* PASSAGE:
※ ※ ※
17 Jun 2010

You can circle the globe searching for happiness, you can circle the globe searching for love, you can circle the globe searching for home—but ultimately you’ll only find those things by standing still a minute and searching inside.

Feeling at home – Guest post by Rebecca Winke

Brigolante Guest Apartments near Assisi, Umbria, Italy

This is the fourth post of a guest series. We ask friends and colleagues to share with us what the expression to “feel at home” means to them. We believe that to truly enjoy a place, you need to really experience it, to make yourself at home. This means different things for different people, but it is an essential part of our lives, both as travelers and travel professionals. The idea came from a post I published in March and that you can read here.

A house is made of walls and beams; a home is built with love and dreams.

So, you know when you’re at a cocktail party with your significant other of the past twenty years, and he’s over at one side of the room holding forth with a group of friends and you’re at the other side of the room hunkered down by the hors d’oeuvres drowning your social awkwardness in a glass of merlot and hoping no one notices as you toss numerous apricot and brie tartletts down the hatch, and this very put together woman comes sidling up to you and with just one look you have her typed and her type is not your type because your type is the type that began the evening with a five year old who managed to smash a full glass jar of honey all over the kitchen floor, the noise of which startled you so badly while you were rushing to get ready to leave that you poked your eye with the mascara brush and then you spent 20 minutes kneeling in your dress and stockings on the floor cleaning up the mess and somehow managed to get a tiny hole in the heel of your only pair of hose which in the car on the way to the party you dabbed with clear nail polish in the hopes that the damn thing won’t spread into a run all the way up the back of your leg during the evening?

She’s not that type.

Then she purrs at you, “Your significant other is so charming.  And he has gorgeous blue eyes.” And your first reaction is to freeze mid-chew, tilt your head slightly to the left, and cut your eyes at her with a look that says, “Girl.  Back away from the man slowly, and no one will get hurt.” (At least, that is my first reaction, because I grew up in a neighborhood where menfolk were loudly and publicly contested on street corners and front porches by screeching women with toddlers on their hips.)  And your second reaction is to glance over at your significant other, who is absorbed in animatedly telling his favorite joke which you have heard at least 500 times over the past 20 years but the way he tells it still manages to crack you up, and think “Damn.  He is charming.  And he does have gorgeous blue eyes.”

And right then he catches your eye and smiles you over, and when you get there he rests his hand on the nape of your neck in silent recognition of how he loves when you wear your hair pulled up and says, “Here she is…what was the name of that restaurant in Barcellona?  She’s always the one who remembers these things.”  And your shoulders relax and by some miracle, out of the depths of your harried mind, you call up the name of the restaurant and a funny anecdote about your dinner there because suddenly you aren’t the you who hides out by the buffet and forgets people’s names and has a run in her stocking creeping up the back of her leg but you’re the you who wears sexy black dresses and her hair in a chignon and can tell funny stories about her world travels at cocktail parties.
※ ※ ※
(Spatial annotation records)
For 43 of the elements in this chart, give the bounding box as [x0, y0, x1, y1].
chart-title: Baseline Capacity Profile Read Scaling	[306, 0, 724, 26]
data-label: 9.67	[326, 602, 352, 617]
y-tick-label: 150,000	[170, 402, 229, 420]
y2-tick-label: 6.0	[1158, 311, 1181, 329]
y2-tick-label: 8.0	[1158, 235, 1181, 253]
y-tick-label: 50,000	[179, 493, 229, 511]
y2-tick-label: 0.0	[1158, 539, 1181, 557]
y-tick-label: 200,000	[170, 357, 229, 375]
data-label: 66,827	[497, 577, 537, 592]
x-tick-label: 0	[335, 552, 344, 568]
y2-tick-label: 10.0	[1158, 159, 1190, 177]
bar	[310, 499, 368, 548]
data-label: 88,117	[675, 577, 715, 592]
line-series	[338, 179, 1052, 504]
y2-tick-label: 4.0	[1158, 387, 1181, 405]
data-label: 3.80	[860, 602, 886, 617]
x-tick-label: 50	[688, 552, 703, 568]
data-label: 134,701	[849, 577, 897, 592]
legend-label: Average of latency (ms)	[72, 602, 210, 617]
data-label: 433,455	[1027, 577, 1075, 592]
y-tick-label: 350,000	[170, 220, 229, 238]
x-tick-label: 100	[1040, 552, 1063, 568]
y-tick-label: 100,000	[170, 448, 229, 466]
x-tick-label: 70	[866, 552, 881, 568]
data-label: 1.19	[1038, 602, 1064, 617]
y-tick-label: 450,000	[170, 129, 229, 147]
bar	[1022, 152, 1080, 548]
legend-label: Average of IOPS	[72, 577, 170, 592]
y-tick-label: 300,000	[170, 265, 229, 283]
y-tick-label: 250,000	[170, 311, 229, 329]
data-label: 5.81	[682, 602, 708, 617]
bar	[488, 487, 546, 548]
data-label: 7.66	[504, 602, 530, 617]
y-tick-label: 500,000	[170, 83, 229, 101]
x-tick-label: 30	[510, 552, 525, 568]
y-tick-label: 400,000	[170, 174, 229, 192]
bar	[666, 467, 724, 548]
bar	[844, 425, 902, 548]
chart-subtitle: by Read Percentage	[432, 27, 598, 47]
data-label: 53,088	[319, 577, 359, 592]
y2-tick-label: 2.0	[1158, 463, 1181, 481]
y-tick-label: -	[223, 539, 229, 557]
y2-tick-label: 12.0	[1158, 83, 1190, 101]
※ ※ ※
* TASKS:
1. In the guest post on feeling at home, what did the five-year-old smash on the kitchen floor?
2. Copy the guest post on feeling at home word for word, from "Brigolante Guest Apartments" to "love and dreams.".
3. Pick up the guest post on feeling at home after its last sentence and keep writing.

* ANSWERS TO THE TASKS:
1. A full glass jar of honey.

2.
Brigolante Guest Apartments near Assisi, Umbria, Italy

This is the fourth post of a guest series. We ask friends and colleagues to share with us what the expression to “feel at home” means to them. We believe that to truly enjoy a place, you need to really experience it, to make yourself at home. This means different things for different people, but it is an essential part of our lives, both as travelers and travel professionals. The idea came from a post I published in March and that you can read here.

A house is made of walls and beams; a home is built with love and dreams.

3.
You know all that?  Well, that is what feeling at home is to me.  Not a physical place, per se, but an existential one which, like one of those newly discovered dimensions in astrophysics, can be both round and square, both flat and curved, both comfortable and demanding.

I feel most at home in that mental place where I am so at ease and my psyche is so absorbed with kicking off its shoes, tossing its car keys on the table, and sticking its head in the fridge to see if there is any leftover pizza still around to snack on that I get complacent and forget how lucky I am to be living this life in this place.  This amazing life. This amazing place.


I’m fortunate to have the kind of business I do, where I am jarred out of my buffet insouciance by a constant stream of guests who are in that process of newly discovering Umbria, Italy, travel.  They show me what I am so familiar with through fresh eyes and force me to glance across the room, pull my head out of the fridge, and see for myself the wonders hiding in plain sight all around me.  They remind me of the first time I had to navigate a new language and culture and how gratifying it can be, and of the first time I had fresh truffles grated over linguine and what an epiphany that was, and of the first time I saw Assisi awash in the pink light of sunset and the thought that real people lived here seemed impossible to me.  Now I do all of those things almost daily, and the comfort of that routine feels like home.

Feeling at home is also, paradoxically, the demanding opposite of that familiar complacent comfort–that challenging mental place which expects the best of you because it sees the best in you and knows the best in you and won’t settle for you settling for less than that.  In Italy I am the me who runs a business, not the me who has a hard time with balancing the checkbook.  I am the me who is a competent parent, not the me who rages and frets about my own family baggage.  I am the me who recognizes the value of serenity and connection, not the me who salivates over the latest shoes and celebrity gossip (though that me rears its ugly head disconcertingly often).

Part of this is undeniably linked to the timing of my move to Italy…I got here when I was a 23 year old girl and am now a 40 year old woman.  Ok, 39.  Which means, of course, I have all the hang-ups and insecurities of that 23 year old but with the side benefit now of wrinkles and cellulite to fuel them.  It also means that it has been these years in Italy which have coincided with that universal human process of seeking home in an external place or with an external person but finally, comfortable in my own skin, finding it within myself.

I love my house… I have poured my heart and soul into it.  I love my family… my sons are the only truly important and beautiful thing I have ever done.  I love Umbria… every day I discover something new and marvelous here.  But home is, ultimately, something bigger than all that. Something so vast that the only place it can fit is inside me:  the comfort–and the challenge–that come from loving myself.

Comments

  1. This post deserves an Oscar! It is a post for every woman reaching 40 with children, whether in Italy or not. Read it and weap!

    Rebecca, seriously, you should write a book (if you haven’t already!).

  2. Ciao Donna, thank you for your comment. I agree: Rebecca should write a book because she really has a gift.
    This post is amazing. I agree!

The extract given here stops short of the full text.